===== Material for this exercise =====
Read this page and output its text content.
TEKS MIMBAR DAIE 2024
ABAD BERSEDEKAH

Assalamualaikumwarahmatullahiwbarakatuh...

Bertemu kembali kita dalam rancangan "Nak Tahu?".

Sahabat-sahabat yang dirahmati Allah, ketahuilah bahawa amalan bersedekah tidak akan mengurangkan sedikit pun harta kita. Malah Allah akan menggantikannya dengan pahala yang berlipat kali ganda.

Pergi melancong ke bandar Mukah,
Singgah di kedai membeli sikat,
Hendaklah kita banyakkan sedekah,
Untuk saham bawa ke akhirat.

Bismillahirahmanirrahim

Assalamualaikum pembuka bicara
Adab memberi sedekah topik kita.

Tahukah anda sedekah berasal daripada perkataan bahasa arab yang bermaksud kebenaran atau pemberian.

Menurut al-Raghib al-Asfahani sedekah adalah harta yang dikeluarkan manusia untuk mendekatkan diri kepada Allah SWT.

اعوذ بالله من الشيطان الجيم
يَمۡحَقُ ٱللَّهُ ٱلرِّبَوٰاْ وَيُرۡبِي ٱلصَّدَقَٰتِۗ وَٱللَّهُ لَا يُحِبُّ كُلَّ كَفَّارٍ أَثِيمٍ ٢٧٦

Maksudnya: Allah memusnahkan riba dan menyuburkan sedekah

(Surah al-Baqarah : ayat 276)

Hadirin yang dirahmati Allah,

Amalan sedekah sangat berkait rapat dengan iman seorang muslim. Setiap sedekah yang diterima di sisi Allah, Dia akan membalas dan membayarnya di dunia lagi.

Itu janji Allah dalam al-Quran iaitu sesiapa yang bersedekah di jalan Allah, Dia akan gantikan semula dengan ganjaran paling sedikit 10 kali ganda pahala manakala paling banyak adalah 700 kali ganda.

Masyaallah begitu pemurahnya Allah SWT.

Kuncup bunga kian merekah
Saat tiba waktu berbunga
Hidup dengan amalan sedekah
=====
● **Work to be completed**: Reproduce every line of the listing above in which the string "dengan" appears.

● **Reply**:
Sahabat-sahabat yang dirahmati Allah, ketahuilah bahawa amalan bersedekah tidak akan mengurangkan sedikit pun harta kita. Malah Allah akan menggantikannya dengan pahala yang berlipat kali ganda.
Amalan sedekah sangat berkait rapat dengan iman seorang muslim. Setiap sedekah yang diterima di sisi Allah, Dia akan membalas dan membayarnya di dunia lagi.
Itu janji Allah dalam al-Quran iaitu sesiapa yang bersedekah di jalan Allah, Dia akan gantikan semula dengan ganjaran paling sedikit 10 kali ganda pahala manakala paling banyak adalah 700 kali ganda.
Hidup dengan amalan sedekah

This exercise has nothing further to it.